--- START DATASET ---

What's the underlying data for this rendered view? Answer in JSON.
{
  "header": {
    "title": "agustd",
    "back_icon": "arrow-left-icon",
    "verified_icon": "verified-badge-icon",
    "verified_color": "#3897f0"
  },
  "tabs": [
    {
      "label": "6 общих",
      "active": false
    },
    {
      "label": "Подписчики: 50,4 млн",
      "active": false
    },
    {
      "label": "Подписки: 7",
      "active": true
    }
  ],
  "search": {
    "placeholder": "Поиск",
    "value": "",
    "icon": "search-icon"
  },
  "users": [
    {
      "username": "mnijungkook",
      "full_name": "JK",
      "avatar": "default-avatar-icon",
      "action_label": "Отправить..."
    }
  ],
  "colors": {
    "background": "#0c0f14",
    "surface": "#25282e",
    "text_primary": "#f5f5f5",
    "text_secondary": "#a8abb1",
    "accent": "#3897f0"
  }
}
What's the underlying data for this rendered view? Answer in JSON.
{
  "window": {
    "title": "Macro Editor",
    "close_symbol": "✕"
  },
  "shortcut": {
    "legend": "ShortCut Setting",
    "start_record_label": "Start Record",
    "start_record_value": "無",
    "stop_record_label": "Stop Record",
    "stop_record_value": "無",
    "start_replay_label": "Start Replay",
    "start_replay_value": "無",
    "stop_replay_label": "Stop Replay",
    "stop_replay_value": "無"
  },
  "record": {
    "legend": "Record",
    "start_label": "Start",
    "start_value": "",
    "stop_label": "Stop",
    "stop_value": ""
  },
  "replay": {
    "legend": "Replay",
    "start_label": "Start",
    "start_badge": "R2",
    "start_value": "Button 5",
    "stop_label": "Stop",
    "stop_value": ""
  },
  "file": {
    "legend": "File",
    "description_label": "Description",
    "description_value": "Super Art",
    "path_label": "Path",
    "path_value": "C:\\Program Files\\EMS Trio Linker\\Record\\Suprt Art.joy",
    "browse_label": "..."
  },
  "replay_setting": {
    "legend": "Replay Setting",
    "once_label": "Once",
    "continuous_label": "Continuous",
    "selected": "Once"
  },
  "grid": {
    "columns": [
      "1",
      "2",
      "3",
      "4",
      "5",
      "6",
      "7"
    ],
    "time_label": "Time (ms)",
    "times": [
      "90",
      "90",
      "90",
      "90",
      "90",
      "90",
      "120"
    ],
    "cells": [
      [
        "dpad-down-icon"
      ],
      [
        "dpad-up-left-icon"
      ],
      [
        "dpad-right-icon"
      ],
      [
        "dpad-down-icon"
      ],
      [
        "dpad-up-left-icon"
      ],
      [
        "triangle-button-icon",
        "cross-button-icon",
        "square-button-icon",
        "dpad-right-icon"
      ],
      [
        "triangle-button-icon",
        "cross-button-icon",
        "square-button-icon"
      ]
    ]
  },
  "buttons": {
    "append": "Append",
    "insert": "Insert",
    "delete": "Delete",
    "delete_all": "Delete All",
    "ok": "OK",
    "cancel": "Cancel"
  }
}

--- END DATASET ---
--- START DATASET ---

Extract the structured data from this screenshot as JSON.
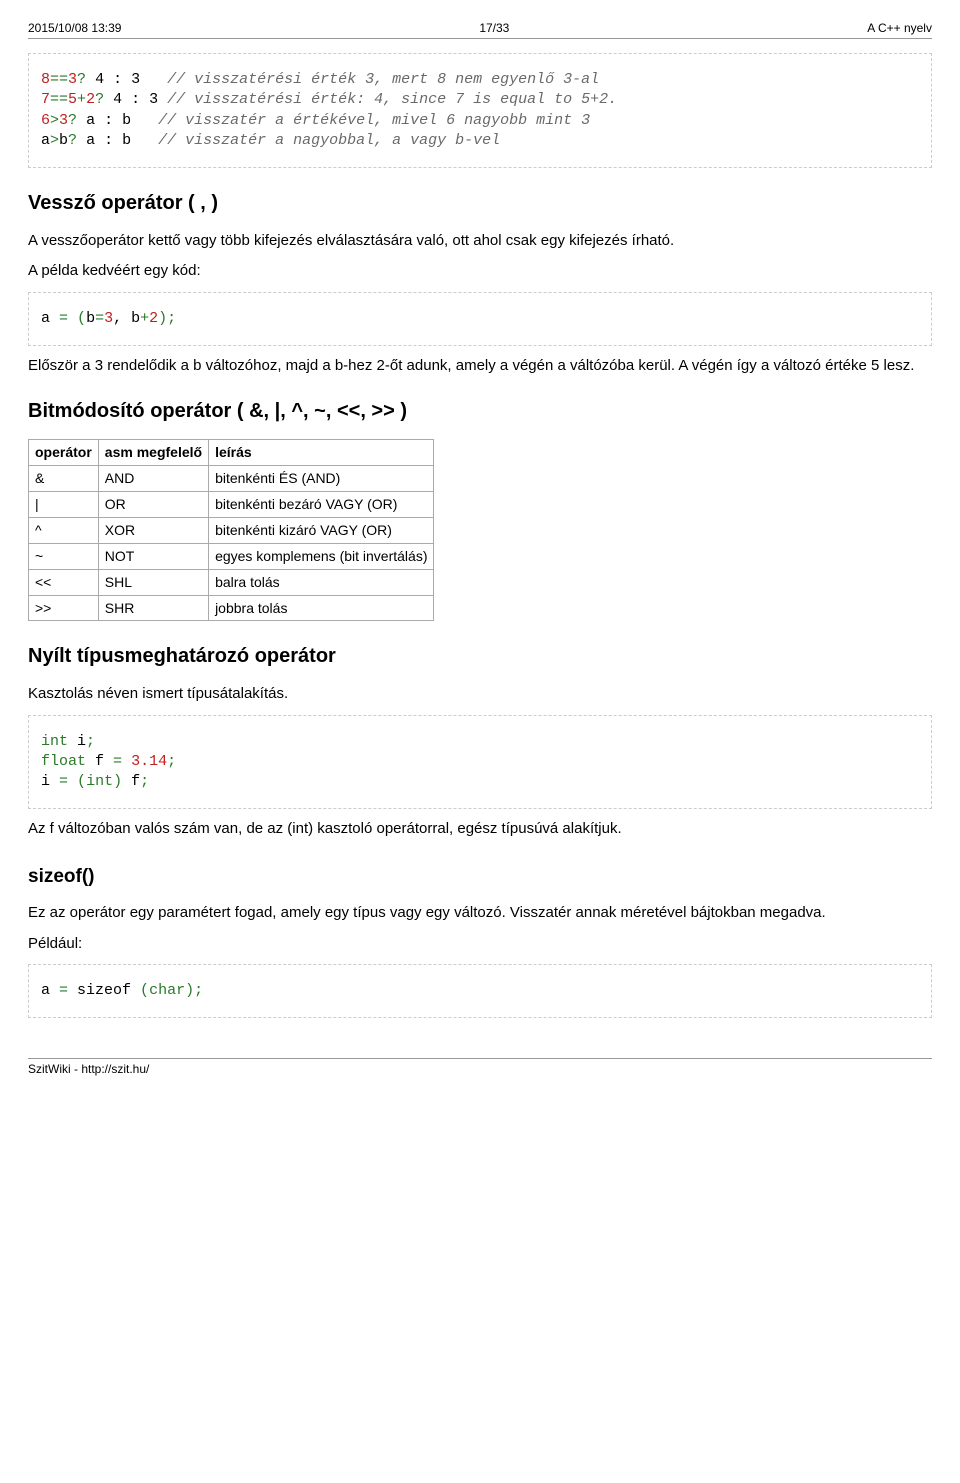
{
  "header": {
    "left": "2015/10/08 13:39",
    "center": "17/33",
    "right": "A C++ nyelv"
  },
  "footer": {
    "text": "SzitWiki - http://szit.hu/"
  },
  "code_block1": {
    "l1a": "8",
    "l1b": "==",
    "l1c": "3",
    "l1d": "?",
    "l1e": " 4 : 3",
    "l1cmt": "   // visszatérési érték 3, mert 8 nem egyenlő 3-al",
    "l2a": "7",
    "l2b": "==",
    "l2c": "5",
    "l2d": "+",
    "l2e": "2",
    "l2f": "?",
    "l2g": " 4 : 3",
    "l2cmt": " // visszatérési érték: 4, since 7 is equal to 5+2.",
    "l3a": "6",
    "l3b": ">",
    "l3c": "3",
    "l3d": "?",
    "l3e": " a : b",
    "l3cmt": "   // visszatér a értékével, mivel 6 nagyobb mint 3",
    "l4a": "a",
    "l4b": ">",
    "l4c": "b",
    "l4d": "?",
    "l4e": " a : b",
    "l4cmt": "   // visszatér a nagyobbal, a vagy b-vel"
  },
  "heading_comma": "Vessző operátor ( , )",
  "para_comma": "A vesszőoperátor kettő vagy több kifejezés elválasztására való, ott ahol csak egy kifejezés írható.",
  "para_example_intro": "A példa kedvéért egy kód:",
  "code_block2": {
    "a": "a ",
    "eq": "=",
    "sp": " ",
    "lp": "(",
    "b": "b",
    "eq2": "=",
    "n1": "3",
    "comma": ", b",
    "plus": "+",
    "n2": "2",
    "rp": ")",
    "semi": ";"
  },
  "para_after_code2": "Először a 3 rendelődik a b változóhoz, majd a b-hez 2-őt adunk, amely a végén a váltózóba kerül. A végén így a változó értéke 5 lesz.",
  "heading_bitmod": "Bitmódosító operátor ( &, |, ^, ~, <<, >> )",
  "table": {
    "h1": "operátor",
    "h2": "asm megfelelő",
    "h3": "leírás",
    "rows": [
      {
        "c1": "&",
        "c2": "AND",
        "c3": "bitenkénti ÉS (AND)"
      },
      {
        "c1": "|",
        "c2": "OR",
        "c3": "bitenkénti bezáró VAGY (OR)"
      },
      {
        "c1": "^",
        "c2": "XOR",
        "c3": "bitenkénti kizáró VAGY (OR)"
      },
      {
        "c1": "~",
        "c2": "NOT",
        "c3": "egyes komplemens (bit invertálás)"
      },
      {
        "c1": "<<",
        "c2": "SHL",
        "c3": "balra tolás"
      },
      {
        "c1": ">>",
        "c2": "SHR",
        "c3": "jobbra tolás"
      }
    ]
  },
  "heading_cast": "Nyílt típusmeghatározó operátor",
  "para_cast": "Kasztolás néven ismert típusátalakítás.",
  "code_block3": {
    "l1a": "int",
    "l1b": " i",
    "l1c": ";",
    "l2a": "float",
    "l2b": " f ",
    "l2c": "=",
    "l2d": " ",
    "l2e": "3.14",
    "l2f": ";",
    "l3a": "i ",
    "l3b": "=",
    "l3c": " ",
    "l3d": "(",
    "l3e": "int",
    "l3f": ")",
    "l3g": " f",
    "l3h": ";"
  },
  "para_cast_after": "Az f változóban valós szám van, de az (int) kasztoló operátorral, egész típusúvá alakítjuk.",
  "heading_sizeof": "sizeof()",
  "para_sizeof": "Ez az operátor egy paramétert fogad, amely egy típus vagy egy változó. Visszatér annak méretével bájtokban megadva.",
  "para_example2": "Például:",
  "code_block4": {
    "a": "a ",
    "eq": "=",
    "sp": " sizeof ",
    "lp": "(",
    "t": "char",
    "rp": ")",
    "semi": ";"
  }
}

--- END DATASET ---

▸ GIVEN REQUEST:
Return only the number of lines in the entries that contain the string "Delete".

▸ SOLUTION TO THIS EXERCISE:
2